Your objective
The exercise asks for every line of the data to be reproduced exactly.

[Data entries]
** start **

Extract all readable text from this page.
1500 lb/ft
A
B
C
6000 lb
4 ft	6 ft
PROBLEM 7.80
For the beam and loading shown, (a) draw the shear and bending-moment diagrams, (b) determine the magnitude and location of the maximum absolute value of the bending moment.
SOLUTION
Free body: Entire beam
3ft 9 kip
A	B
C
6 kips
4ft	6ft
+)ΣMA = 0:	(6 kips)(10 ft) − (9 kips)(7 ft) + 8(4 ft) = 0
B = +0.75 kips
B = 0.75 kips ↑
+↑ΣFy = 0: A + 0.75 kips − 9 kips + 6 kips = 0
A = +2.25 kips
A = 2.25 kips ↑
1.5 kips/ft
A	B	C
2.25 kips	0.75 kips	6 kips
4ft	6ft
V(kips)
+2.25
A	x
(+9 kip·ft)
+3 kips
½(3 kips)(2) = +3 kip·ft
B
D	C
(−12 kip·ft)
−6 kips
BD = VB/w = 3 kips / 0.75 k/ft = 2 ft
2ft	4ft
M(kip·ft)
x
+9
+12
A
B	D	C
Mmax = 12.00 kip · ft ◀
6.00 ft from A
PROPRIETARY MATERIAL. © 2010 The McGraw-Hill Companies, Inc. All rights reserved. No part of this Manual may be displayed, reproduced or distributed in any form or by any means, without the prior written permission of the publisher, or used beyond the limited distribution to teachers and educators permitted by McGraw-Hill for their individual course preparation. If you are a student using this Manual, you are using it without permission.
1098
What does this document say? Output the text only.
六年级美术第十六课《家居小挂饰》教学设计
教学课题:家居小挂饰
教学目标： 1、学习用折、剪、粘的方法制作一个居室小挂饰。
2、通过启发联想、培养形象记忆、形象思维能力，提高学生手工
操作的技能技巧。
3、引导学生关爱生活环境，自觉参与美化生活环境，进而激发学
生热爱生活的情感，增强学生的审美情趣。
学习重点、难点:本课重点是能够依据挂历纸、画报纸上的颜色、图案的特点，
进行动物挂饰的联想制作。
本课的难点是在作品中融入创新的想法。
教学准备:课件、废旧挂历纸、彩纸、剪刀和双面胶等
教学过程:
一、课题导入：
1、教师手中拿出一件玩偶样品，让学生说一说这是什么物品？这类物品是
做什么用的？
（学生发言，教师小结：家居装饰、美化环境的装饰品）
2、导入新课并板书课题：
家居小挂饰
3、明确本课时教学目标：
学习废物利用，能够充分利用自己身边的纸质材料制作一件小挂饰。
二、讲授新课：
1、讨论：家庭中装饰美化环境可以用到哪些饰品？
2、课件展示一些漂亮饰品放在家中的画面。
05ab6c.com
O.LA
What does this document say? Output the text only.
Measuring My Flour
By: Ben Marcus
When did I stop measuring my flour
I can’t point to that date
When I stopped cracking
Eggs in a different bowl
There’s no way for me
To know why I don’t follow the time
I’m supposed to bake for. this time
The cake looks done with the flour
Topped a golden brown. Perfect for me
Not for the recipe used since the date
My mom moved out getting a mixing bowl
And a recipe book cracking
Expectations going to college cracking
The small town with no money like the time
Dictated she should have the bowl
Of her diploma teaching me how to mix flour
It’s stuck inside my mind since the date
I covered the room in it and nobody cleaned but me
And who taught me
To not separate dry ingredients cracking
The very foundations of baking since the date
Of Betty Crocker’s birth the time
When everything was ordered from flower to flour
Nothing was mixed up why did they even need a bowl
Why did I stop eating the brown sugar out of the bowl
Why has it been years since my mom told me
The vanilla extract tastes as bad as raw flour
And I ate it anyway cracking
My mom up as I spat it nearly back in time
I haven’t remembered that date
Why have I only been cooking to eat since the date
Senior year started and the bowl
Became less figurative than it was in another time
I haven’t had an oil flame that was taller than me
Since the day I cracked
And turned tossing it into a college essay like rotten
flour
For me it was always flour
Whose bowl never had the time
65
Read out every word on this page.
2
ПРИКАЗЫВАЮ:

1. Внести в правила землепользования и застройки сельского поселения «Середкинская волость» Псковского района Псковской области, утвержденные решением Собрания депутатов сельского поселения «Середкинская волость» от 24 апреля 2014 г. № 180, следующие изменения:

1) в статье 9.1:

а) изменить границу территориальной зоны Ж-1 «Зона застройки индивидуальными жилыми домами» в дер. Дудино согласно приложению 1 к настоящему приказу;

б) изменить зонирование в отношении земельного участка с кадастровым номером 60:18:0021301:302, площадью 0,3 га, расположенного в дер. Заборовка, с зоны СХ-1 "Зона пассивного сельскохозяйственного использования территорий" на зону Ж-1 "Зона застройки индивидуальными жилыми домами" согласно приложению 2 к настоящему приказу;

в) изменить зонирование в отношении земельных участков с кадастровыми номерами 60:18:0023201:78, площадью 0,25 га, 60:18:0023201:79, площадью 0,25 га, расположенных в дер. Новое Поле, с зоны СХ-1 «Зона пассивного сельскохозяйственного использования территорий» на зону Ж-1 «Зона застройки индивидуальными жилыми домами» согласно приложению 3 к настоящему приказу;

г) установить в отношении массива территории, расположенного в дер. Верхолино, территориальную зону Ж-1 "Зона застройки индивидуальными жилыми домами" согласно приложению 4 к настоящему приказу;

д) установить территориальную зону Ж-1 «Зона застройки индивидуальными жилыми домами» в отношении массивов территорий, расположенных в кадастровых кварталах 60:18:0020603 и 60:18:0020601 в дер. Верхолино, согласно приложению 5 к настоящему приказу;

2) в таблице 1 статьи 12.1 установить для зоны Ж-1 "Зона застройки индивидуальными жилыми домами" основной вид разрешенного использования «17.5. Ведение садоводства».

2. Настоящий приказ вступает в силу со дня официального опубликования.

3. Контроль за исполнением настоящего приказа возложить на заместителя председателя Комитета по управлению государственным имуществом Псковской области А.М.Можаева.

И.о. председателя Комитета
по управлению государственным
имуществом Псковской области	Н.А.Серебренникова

** end **

Solution to this exercise
Extract all readable text from this page.
1500 lb/ft
A
B
C
6000 lb
4 ft	6 ft
PROBLEM 7.80
For the beam and loading shown, (a) draw the shear and bending-moment diagrams, (b) determine the magnitude and location of the maximum absolute value of the bending moment.
SOLUTION
Free body: Entire beam
3ft 9 kip
A	B
C
6 kips
4ft	6ft
+)ΣMA = 0:	(6 kips)(10 ft) − (9 kips)(7 ft) + 8(4 ft) = 0
B = +0.75 kips
B = 0.75 kips ↑
+↑ΣFy = 0: A + 0.75 kips − 9 kips + 6 kips = 0
A = +2.25 kips
A = 2.25 kips ↑
1.5 kips/ft
A	B	C
2.25 kips	0.75 kips	6 kips
4ft	6ft
V(kips)
+2.25
A	x
(+9 kip·ft)
+3 kips
½(3 kips)(2) = +3 kip·ft
B
D	C
(−12 kip·ft)
−6 kips
BD = VB/w = 3 kips / 0.75 k/ft = 2 ft
2ft	4ft
M(kip·ft)
x
+9
+12
A
B	D	C
Mmax = 12.00 kip · ft ◀
6.00 ft from A
PROPRIETARY MATERIAL. © 2010 The McGraw-Hill Companies, Inc. All rights reserved. No part of this Manual may be displayed, reproduced or distributed in any form or by any means, without the prior written permission of the publisher, or used beyond the limited distribution to teachers and educators permitted by McGraw-Hill for their individual course preparation. If you are a student using this Manual, you are using it without permission.
1098
What does this document say? Output the text only.
六年级美术第十六课《家居小挂饰》教学设计
教学课题:家居小挂饰
教学目标： 1、学习用折、剪、粘的方法制作一个居室小挂饰。
2、通过启发联想、培养形象记忆、形象思维能力，提高学生手工
操作的技能技巧。
3、引导学生关爱生活环境，自觉参与美化生活环境，进而激发学
生热爱生活的情感，增强学生的审美情趣。
学习重点、难点:本课重点是能够依据挂历纸、画报纸上的颜色、图案的特点，
进行动物挂饰的联想制作。
本课的难点是在作品中融入创新的想法。
教学准备:课件、废旧挂历纸、彩纸、剪刀和双面胶等
教学过程:
一、课题导入：
1、教师手中拿出一件玩偶样品，让学生说一说这是什么物品？这类物品是
做什么用的？
（学生发言，教师小结：家居装饰、美化环境的装饰品）
2、导入新课并板书课题：
家居小挂饰
3、明确本课时教学目标：
学习废物利用，能够充分利用自己身边的纸质材料制作一件小挂饰。
二、讲授新课：
1、讨论：家庭中装饰美化环境可以用到哪些饰品？
2、课件展示一些漂亮饰品放在家中的画面。
05ab6c.com
O.LA
What does this document say? Output the text only.
Measuring My Flour
By: Ben Marcus
When did I stop measuring my flour
I can’t point to that date
When I stopped cracking
Eggs in a different bowl
There’s no way for me
To know why I don’t follow the time
I’m supposed to bake for. this time
The cake looks done with the flour
Topped a golden brown. Perfect for me
Not for the recipe used since the date
My mom moved out getting a mixing bowl
And a recipe book cracking
Expectations going to college cracking
The small town with no money like the time
Dictated she should have the bowl
Of her diploma teaching me how to mix flour
It’s stuck inside my mind since the date
I covered the room in it and nobody cleaned but me
And who taught me
To not separate dry ingredients cracking
The very foundations of baking since the date
Of Betty Crocker’s birth the time
When everything was ordered from flower to flour
Nothing was mixed up why did they even need a bowl
Why did I stop eating the brown sugar out of the bowl
Why has it been years since my mom told me
The vanilla extract tastes as bad as raw flour
And I ate it anyway cracking
My mom up as I spat it nearly back in time
I haven’t remembered that date
Why have I only been cooking to eat since the date
Senior year started and the bowl
Became less figurative than it was in another time
I haven’t had an oil flame that was taller than me
Since the day I cracked
And turned tossing it into a college essay like rotten
flour
For me it was always flour
Whose bowl never had the time
65
Read out every word on this page.
2
ПРИКАЗЫВАЮ:

1. Внести в правила землепользования и застройки сельского поселения «Середкинская волость» Псковского района Псковской области, утвержденные решением Собрания депутатов сельского поселения «Середкинская волость» от 24 апреля 2014 г. № 180, следующие изменения:

1) в статье 9.1:

а) изменить границу территориальной зоны Ж-1 «Зона застройки индивидуальными жилыми домами» в дер. Дудино согласно приложению 1 к настоящему приказу;

б) изменить зонирование в отношении земельного участка с кадастровым номером 60:18:0021301:302, площадью 0,3 га, расположенного в дер. Заборовка, с зоны СХ-1 "Зона пассивного сельскохозяйственного использования территорий" на зону Ж-1 "Зона застройки индивидуальными жилыми домами" согласно приложению 2 к настоящему приказу;

в) изменить зонирование в отношении земельных участков с кадастровыми номерами 60:18:0023201:78, площадью 0,25 га, 60:18:0023201:79, площадью 0,25 га, расположенных в дер. Новое Поле, с зоны СХ-1 «Зона пассивного сельскохозяйственного использования территорий» на зону Ж-1 «Зона застройки индивидуальными жилыми домами» согласно приложению 3 к настоящему приказу;

г) установить в отношении массива территории, расположенного в дер. Верхолино, территориальную зону Ж-1 "Зона застройки индивидуальными жилыми домами" согласно приложению 4 к настоящему приказу;

д) установить территориальную зону Ж-1 «Зона застройки индивидуальными жилыми домами» в отношении массивов территорий, расположенных в кадастровых кварталах 60:18:0020603 и 60:18:0020601 в дер. Верхолино, согласно приложению 5 к настоящему приказу;

2) в таблице 1 статьи 12.1 установить для зоны Ж-1 "Зона застройки индивидуальными жилыми домами" основной вид разрешенного использования «17.5. Ведение садоводства».

2. Настоящий приказ вступает в силу со дня официального опубликования.

3. Контроль за исполнением настоящего приказа возложить на заместителя председателя Комитета по управлению государственным имуществом Псковской области А.М.Можаева.

И.о. председателя Комитета
по управлению государственным
имуществом Псковской области	Н.А.Серебренникова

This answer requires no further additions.